* **Exercise brief**:
Pick out all lines of the entries that include the word "تفاعل" and copy them.

* **Supplied information**:
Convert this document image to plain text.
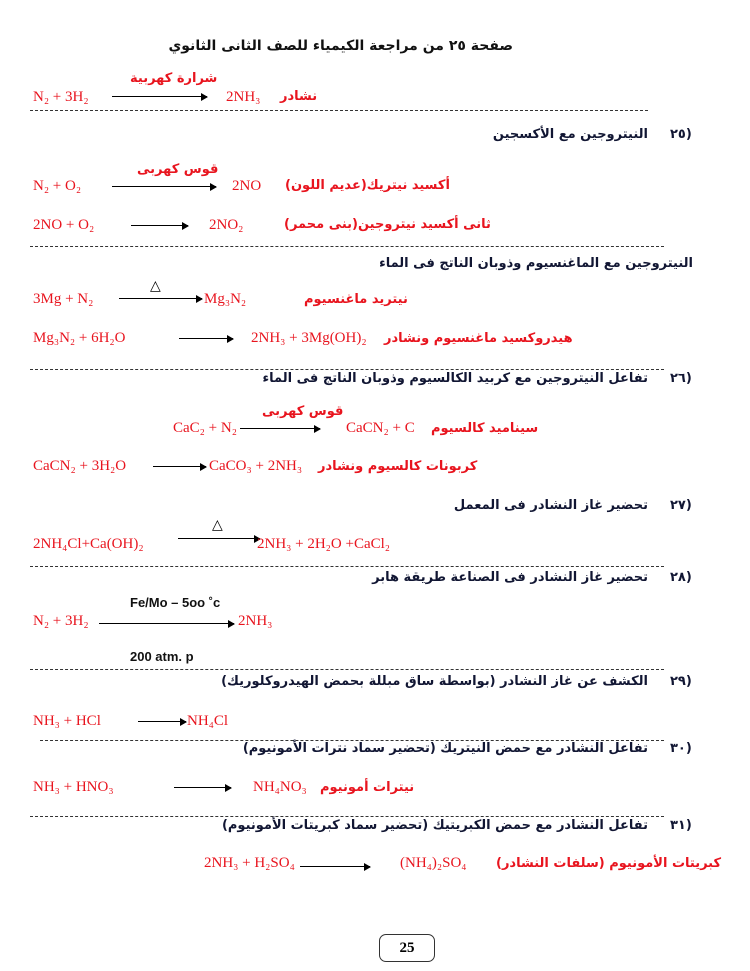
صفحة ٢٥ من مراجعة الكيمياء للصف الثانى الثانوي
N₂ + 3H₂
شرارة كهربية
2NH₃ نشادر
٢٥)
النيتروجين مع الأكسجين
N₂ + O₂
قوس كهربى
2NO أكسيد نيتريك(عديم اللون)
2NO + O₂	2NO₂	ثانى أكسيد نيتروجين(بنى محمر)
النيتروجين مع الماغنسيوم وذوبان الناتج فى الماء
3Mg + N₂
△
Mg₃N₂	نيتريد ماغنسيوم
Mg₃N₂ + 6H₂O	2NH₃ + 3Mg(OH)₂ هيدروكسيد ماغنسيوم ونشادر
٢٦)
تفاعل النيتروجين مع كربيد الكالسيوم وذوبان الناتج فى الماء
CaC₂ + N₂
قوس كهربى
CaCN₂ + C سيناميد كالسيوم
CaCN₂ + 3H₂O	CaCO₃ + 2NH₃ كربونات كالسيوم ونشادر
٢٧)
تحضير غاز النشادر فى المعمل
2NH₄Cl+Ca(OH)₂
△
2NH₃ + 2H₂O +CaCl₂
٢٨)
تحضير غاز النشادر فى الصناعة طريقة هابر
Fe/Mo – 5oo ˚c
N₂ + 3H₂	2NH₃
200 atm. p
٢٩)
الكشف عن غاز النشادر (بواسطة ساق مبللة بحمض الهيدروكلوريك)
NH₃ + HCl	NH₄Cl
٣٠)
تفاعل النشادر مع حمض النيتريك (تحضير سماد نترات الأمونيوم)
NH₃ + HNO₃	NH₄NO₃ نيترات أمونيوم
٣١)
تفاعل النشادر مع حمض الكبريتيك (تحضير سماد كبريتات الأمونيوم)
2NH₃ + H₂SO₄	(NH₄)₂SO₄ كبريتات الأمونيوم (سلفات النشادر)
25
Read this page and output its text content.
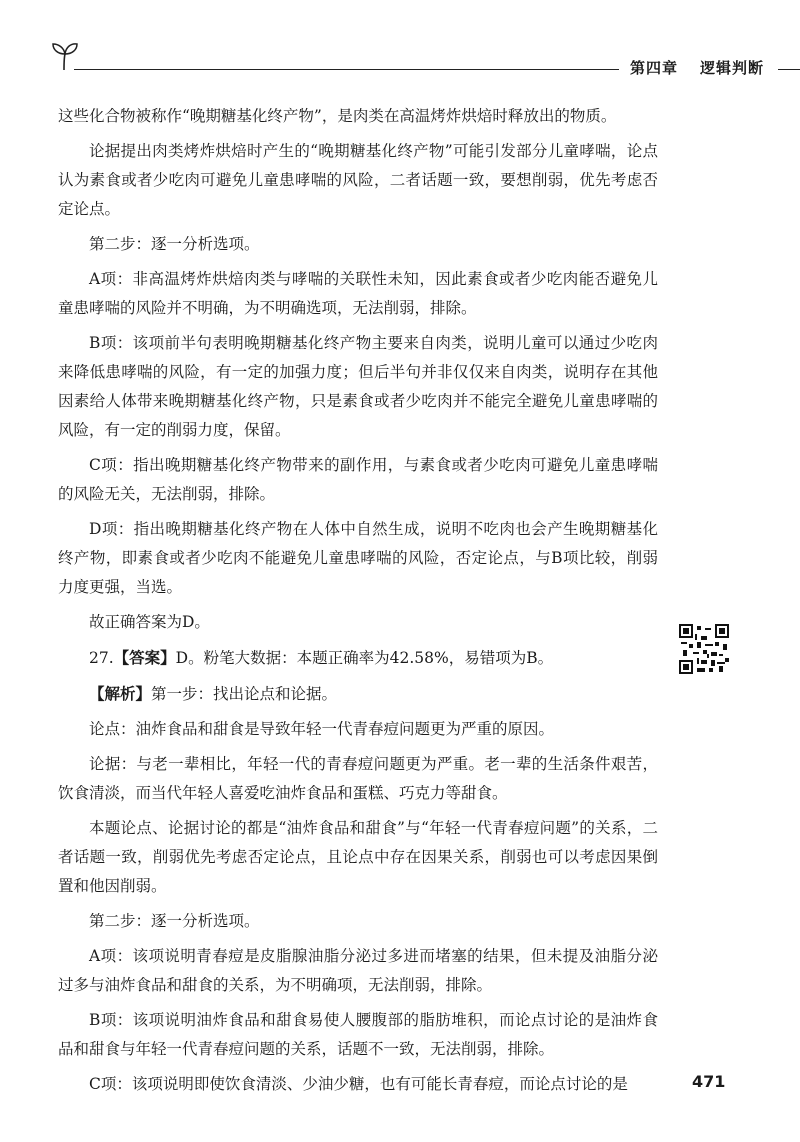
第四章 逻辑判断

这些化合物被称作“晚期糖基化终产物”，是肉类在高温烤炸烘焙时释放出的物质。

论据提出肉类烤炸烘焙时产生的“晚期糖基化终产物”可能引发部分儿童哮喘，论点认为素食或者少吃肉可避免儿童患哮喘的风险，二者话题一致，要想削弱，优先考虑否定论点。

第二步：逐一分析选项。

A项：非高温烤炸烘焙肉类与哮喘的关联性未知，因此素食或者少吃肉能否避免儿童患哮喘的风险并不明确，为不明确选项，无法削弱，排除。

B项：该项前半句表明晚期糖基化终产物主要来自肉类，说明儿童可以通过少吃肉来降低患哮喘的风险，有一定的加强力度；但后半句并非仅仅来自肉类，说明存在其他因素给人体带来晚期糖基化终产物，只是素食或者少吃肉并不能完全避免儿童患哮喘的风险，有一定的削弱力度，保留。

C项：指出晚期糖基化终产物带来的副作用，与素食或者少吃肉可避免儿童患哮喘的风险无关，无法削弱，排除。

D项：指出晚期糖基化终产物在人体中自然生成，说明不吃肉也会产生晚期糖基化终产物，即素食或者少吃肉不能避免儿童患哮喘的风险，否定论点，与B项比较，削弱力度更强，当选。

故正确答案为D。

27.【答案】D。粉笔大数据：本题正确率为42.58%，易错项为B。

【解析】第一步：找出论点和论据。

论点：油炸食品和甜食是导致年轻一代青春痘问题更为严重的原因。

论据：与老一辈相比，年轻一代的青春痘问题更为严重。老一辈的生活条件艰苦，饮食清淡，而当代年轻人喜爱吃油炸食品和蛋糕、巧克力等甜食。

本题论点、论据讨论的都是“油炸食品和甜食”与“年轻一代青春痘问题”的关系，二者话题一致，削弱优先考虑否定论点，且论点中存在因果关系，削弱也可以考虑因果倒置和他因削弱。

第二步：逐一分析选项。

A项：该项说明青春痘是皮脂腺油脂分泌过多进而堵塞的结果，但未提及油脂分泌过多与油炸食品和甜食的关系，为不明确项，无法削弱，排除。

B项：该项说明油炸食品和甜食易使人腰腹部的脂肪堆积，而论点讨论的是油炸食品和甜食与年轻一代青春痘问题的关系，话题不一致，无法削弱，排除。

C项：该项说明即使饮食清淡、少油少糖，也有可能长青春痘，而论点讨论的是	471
--
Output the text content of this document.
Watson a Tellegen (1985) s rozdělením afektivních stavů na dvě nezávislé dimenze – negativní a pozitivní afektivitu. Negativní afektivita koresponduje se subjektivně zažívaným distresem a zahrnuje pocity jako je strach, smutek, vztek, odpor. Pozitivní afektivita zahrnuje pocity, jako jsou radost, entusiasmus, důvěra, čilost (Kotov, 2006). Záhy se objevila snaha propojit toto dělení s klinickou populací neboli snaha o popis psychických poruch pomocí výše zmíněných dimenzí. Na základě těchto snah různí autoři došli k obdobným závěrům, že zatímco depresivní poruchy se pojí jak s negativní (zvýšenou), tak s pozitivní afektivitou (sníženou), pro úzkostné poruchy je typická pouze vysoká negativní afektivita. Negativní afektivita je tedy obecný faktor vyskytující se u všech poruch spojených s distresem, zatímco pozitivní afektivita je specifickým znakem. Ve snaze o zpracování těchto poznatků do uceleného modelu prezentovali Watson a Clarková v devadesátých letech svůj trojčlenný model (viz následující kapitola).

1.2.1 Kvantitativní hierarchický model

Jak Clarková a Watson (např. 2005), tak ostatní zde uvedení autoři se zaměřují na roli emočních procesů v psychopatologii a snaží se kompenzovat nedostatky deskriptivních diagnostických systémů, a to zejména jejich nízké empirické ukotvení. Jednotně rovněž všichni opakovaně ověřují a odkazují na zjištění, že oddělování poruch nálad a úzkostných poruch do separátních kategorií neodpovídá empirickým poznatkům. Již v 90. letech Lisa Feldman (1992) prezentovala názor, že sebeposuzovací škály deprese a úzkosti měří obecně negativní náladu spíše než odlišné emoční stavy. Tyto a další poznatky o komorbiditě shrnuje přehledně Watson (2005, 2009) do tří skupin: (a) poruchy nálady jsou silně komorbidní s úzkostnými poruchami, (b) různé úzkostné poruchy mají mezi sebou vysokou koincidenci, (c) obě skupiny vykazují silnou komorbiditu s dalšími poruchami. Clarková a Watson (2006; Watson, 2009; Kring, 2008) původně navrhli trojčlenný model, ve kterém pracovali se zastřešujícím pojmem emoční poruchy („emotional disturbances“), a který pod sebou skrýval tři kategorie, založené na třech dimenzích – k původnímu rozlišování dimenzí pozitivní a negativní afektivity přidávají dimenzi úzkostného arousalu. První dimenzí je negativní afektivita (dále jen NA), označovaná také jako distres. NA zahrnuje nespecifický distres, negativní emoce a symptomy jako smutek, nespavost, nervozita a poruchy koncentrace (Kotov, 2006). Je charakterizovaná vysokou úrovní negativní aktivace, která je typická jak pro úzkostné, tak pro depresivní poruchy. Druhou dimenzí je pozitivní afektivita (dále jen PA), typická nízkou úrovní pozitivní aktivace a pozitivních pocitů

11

* **Answer to this exercise**:
تفاعل النيتروجين مع كربيد الكالسيوم وذوبان الناتج فى الماء
تفاعل النشادر مع حمض النيتريك (تحضير سماد نترات الأمونيوم)
تفاعل النشادر مع حمض الكبريتيك (تحضير سماد كبريتات الأمونيوم)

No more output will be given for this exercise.